Stored entries:
--- start ---
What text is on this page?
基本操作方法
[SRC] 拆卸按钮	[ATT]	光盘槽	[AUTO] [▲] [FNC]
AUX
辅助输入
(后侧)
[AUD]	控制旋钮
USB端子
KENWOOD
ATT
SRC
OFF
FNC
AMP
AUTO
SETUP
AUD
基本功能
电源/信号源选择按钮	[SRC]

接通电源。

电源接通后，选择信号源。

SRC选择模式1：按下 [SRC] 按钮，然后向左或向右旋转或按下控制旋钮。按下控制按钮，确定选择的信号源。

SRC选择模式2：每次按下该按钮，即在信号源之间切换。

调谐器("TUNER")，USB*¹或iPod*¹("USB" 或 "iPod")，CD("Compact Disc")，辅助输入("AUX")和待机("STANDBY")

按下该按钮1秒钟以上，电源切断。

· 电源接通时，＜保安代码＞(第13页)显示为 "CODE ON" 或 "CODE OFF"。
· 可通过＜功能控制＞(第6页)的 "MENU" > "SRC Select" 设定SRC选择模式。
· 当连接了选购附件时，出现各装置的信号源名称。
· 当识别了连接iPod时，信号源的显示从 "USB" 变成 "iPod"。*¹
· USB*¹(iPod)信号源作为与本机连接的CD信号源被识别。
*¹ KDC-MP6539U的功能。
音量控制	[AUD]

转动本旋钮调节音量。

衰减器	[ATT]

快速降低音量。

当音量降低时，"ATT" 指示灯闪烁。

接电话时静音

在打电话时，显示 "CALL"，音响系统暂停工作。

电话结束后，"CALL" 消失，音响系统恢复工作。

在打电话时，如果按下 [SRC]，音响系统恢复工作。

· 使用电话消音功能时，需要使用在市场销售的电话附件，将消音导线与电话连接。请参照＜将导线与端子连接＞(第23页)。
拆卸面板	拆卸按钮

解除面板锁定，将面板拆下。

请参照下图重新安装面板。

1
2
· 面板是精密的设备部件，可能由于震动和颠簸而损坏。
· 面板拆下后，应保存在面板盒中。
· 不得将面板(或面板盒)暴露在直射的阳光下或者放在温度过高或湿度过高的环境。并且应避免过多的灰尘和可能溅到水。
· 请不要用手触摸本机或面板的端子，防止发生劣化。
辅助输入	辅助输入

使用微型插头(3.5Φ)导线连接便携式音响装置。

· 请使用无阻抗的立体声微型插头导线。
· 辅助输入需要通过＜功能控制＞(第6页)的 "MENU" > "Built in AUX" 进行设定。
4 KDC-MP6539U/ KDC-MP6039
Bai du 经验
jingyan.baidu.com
--- end ---
REQUEST> Pull out every line containing "功能控制".

FINISHED EXERCISE>
· 可通过＜功能控制＞(第6页)的 "MENU" > "SRC Select" 设定SRC选择模式。
· 辅助输入需要通过＜功能控制＞(第6页)的 "MENU" > "Built in AUX" 进行设定。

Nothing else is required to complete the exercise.